### What you need to do:
In the material below, find every line with "OABC" and pull it out.

━━━ Data listing

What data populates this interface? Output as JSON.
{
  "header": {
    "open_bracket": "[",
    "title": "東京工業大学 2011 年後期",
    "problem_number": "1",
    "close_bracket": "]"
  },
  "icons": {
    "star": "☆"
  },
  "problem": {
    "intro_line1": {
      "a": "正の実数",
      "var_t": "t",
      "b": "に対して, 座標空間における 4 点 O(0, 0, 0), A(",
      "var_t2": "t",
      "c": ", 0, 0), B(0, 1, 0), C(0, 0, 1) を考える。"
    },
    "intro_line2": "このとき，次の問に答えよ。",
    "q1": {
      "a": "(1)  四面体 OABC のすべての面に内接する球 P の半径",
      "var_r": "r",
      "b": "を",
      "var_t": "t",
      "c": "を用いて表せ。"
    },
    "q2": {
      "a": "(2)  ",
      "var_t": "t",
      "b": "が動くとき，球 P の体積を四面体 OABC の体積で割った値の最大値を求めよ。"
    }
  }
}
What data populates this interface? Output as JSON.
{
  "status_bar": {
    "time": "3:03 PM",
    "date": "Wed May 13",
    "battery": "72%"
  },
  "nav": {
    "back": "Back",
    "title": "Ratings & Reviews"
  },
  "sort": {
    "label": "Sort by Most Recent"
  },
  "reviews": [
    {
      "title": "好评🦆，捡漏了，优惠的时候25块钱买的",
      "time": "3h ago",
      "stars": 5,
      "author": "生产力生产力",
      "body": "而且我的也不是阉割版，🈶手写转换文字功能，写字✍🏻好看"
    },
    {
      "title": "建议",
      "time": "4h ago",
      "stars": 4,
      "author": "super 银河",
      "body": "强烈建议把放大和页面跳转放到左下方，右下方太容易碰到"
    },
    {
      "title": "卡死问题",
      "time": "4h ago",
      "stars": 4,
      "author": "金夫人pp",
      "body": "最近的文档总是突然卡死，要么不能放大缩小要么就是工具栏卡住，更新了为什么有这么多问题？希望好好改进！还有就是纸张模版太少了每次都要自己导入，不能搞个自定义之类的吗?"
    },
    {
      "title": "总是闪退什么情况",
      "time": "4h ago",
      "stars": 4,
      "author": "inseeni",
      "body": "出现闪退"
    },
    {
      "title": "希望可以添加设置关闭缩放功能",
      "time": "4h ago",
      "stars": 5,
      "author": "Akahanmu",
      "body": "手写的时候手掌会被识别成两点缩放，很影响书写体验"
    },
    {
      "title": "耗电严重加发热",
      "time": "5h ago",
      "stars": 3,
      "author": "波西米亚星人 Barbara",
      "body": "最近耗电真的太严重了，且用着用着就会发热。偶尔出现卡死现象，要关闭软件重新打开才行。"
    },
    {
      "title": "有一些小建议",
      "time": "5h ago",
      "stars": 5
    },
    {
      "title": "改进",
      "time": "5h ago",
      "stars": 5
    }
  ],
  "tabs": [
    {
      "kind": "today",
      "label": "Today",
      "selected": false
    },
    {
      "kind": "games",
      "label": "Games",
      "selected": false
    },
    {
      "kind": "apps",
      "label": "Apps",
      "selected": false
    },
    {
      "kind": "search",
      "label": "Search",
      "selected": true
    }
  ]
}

━━━━━━

### Answer to this exercise:
      "a": "(1)  四面体 OABC のすべての面に内接する球 P の半径",
      "b": "が動くとき，球 P の体積を四面体 OABC の体積で割った値の最大値を求めよ。"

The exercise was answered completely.